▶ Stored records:

□ □ □ □ □ □ □

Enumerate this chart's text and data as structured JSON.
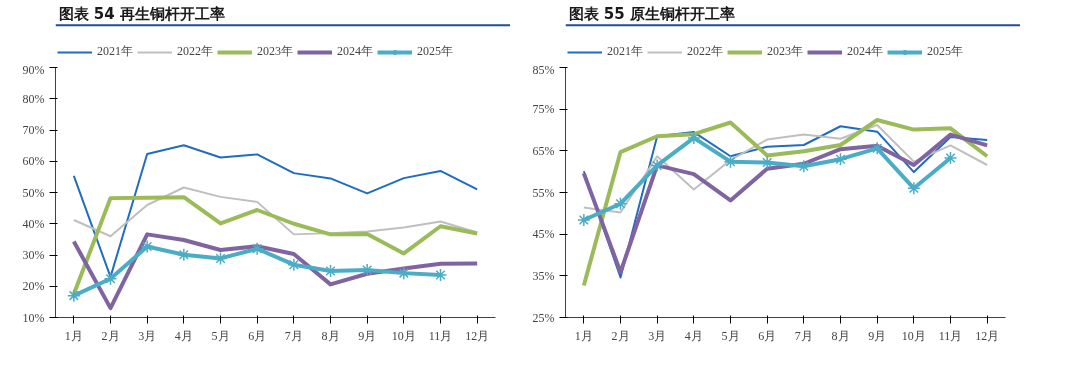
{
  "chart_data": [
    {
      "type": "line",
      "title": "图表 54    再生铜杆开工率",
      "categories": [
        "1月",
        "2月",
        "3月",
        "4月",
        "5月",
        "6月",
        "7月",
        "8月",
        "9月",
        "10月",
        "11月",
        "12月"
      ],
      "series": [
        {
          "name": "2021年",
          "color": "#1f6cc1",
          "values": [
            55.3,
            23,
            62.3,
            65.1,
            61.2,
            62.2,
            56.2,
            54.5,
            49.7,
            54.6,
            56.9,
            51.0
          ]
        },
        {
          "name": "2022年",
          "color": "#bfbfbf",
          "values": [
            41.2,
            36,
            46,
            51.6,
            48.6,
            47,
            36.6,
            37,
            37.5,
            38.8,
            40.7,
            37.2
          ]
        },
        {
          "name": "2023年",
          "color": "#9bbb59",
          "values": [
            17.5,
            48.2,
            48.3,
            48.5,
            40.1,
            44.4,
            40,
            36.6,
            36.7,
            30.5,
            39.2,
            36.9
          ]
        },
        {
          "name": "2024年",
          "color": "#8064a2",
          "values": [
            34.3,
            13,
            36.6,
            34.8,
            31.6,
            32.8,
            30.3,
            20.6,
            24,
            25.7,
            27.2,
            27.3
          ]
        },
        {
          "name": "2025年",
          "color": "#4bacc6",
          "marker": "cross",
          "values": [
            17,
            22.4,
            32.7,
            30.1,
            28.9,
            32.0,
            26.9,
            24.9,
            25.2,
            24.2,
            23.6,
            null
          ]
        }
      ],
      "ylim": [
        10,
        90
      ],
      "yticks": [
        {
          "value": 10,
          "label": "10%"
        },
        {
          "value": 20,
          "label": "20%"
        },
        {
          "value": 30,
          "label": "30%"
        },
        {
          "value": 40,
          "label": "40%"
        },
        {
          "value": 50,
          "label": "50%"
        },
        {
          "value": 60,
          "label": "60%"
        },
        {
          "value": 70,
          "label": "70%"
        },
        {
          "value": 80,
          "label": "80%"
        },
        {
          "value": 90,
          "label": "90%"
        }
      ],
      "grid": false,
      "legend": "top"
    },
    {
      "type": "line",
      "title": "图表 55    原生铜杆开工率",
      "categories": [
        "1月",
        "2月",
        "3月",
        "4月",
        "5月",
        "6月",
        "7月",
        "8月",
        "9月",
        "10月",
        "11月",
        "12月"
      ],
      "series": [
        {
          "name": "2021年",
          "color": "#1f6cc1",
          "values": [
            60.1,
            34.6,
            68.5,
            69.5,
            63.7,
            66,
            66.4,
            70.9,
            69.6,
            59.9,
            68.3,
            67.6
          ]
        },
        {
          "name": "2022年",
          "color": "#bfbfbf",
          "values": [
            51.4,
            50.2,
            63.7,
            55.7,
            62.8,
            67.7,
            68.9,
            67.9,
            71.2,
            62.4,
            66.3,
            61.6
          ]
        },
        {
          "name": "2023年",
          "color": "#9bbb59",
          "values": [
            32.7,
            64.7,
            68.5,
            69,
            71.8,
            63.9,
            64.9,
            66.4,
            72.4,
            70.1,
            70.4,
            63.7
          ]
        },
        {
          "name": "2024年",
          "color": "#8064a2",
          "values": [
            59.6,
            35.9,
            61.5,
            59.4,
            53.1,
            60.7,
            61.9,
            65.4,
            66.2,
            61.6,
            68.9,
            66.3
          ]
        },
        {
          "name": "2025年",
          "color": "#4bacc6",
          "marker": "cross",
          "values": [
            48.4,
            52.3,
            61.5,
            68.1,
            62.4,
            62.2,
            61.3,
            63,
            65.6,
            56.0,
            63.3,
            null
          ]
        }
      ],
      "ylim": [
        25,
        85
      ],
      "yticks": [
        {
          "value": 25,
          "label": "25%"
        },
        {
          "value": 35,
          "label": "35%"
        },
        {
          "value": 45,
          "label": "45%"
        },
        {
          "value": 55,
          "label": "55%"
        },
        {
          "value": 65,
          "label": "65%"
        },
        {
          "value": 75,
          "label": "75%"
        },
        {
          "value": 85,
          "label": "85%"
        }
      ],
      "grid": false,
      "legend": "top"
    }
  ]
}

□ □ □ □ □ □ □

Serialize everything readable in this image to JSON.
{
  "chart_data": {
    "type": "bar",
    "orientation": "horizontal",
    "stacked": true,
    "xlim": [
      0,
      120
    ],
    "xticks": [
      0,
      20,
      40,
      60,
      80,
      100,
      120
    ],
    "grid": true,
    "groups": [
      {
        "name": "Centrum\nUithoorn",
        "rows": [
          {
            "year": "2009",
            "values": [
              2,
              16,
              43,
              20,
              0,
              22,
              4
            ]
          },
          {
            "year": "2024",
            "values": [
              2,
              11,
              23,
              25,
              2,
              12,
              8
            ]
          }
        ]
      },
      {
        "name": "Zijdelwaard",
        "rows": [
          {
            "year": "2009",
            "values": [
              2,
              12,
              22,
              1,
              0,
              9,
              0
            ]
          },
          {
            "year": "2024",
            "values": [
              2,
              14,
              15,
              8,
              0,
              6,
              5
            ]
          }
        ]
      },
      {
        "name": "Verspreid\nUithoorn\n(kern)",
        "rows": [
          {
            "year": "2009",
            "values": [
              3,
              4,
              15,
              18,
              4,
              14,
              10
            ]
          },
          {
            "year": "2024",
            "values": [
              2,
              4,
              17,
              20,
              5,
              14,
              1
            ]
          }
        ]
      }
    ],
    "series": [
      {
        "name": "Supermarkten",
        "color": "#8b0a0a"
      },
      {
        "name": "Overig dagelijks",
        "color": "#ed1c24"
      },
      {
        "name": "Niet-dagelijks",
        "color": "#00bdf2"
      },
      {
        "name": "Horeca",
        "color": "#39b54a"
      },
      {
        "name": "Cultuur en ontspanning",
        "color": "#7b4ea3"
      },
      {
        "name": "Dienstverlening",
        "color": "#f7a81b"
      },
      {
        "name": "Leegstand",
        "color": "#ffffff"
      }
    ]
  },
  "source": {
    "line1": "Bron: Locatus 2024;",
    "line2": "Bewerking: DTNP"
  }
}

□ □ □ □ □ □ □

▶ Given instruction: Show each line of the listing that holds the string "dagelijks".

▶ Task answer:
        "name": "Overig dagelijks",
        "name": "Niet-dagelijks",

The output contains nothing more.